• _LISTING_:
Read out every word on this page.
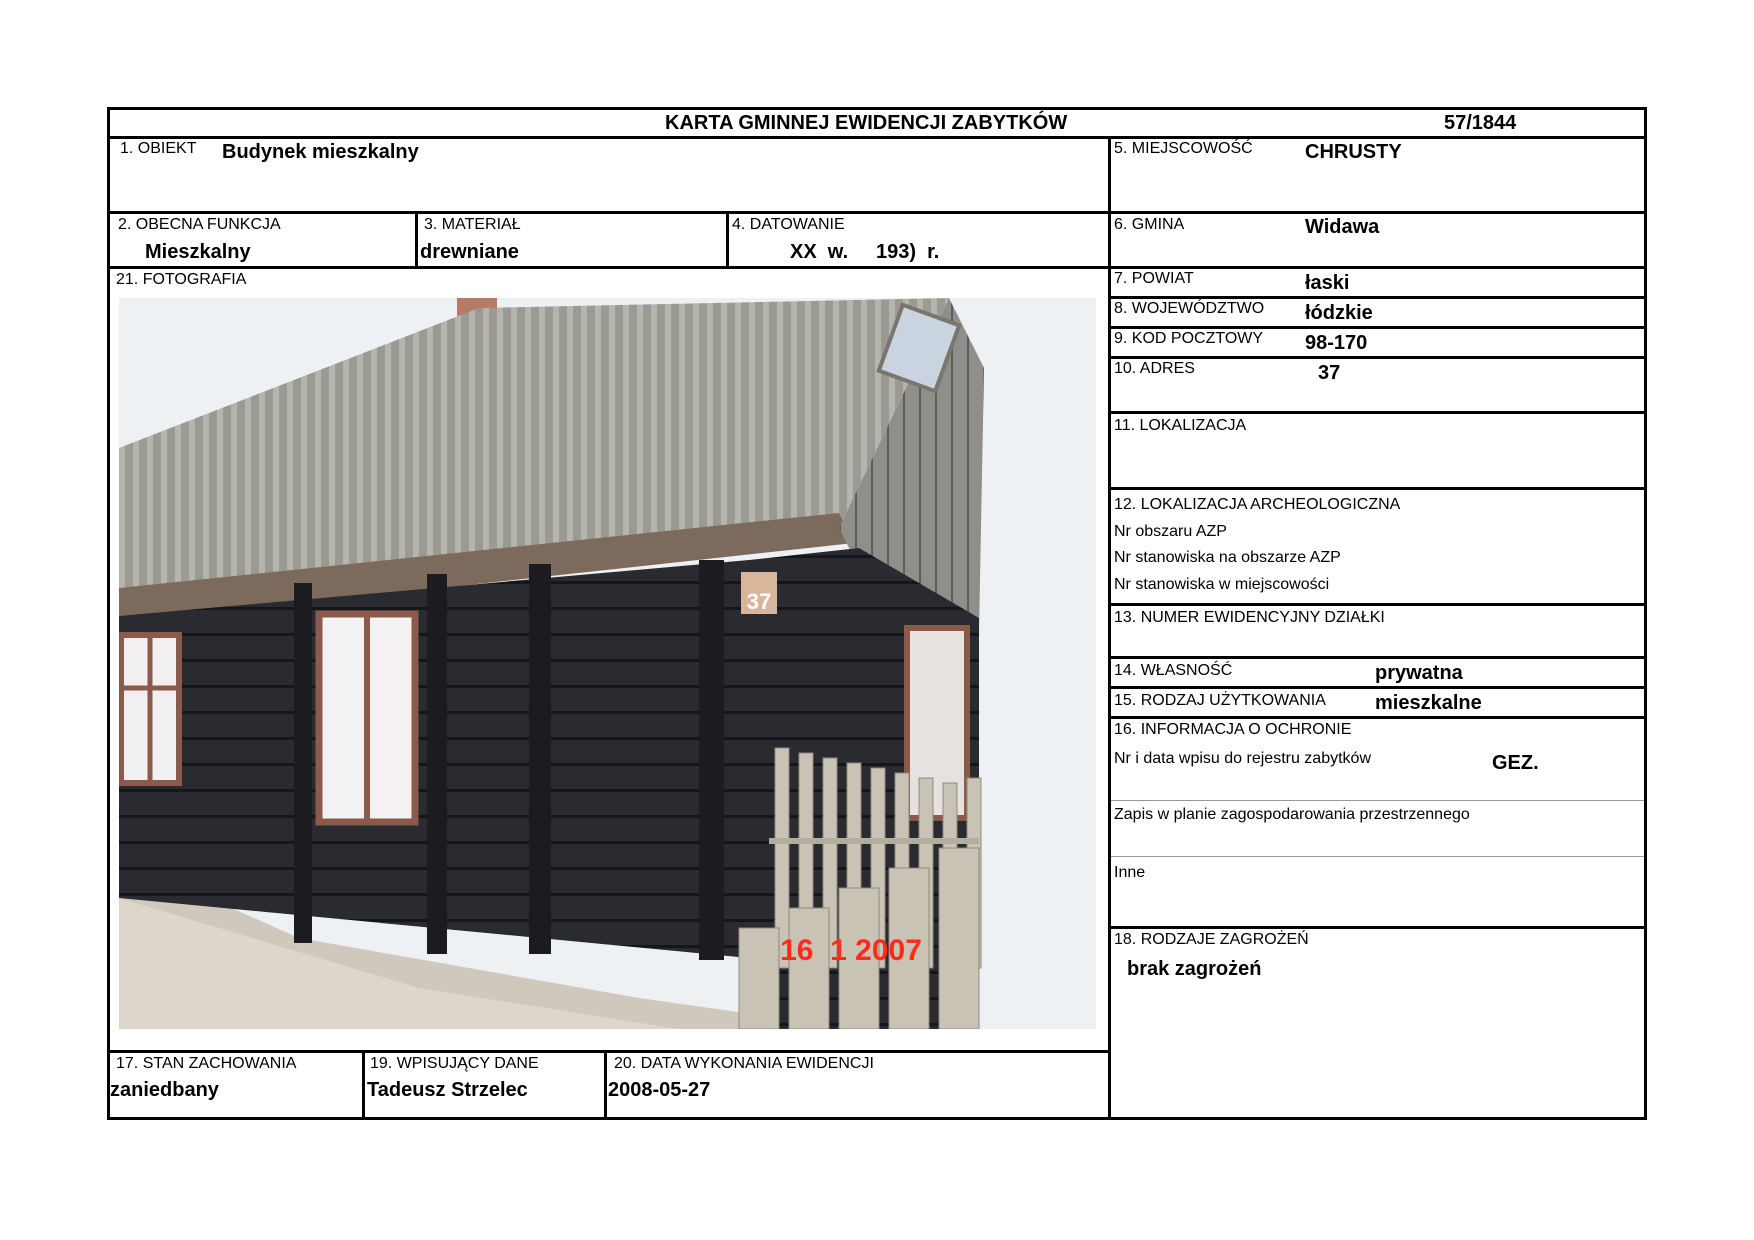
KARTA GMINNEJ EWIDENCJI ZABYTKÓW	57/1844
1. OBIEKT Budynek mieszkalny
2. OBECNA FUNKCJA
Mieszkalny
3. MATERIAŁ
drewniane
4. DATOWANIE
XX  w.     193)  r.
21. FOTOGRAFIA
37
16  1 2007
17. STAN ZACHOWANIA
zaniedbany
19. WPISUJĄCY DANE
Tadeusz Strzelec
20. DATA WYKONANIA EWIDENCJI
2008-05-27
5. MIEJSCOWOŚĆ	CHRUSTY
6. GMINA	Widawa
7. POWIAT	łaski
8. WOJEWÓDZTWO łódzkie
9. KOD POCZTOWY 98-170
10. ADRES	37
11. LOKALIZACJA
12. LOKALIZACJA ARCHEOLOGICZNA
Nr obszaru AZP
Nr stanowiska na obszarze AZP
Nr stanowiska w miejscowości
13. NUMER EWIDENCYJNY DZIAŁKI
14. WŁASNOŚĆ	prywatna
15. RODZAJ UŻYTKOWANIA mieszkalne
16. INFORMACJA O OCHRONIE
Nr i data wpisu do rejestru zabytków	GEZ.
Zapis w planie zagospodarowania przestrzennego
Inne
18. RODZAJE ZAGROŻEŃ
brak zagrożeń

• _WHAT IS ASKED_: Output the material word for word, omitting its pictures.

• _RESPONSE TO THIS TASK_:
Read out every word on this page.
KARTA GMINNEJ EWIDENCJI ZABYTKÓW	57/1844
1. OBIEKT Budynek mieszkalny
2. OBECNA FUNKCJA
Mieszkalny
3. MATERIAŁ
drewniane
4. DATOWANIE
XX  w.     193)  r.
21. FOTOGRAFIA
37
16  1 2007
17. STAN ZACHOWANIA
zaniedbany
19. WPISUJĄCY DANE
Tadeusz Strzelec
20. DATA WYKONANIA EWIDENCJI
2008-05-27
5. MIEJSCOWOŚĆ	CHRUSTY
6. GMINA	Widawa
7. POWIAT	łaski
8. WOJEWÓDZTWO łódzkie
9. KOD POCZTOWY 98-170
10. ADRES	37
11. LOKALIZACJA
12. LOKALIZACJA ARCHEOLOGICZNA
Nr obszaru AZP
Nr stanowiska na obszarze AZP
Nr stanowiska w miejscowości
13. NUMER EWIDENCYJNY DZIAŁKI
14. WŁASNOŚĆ	prywatna
15. RODZAJ UŻYTKOWANIA mieszkalne
16. INFORMACJA O OCHRONIE
Nr i data wpisu do rejestru zabytków	GEZ.
Zapis w planie zagospodarowania przestrzennego
Inne
18. RODZAJE ZAGROŻEŃ
brak zagrożeń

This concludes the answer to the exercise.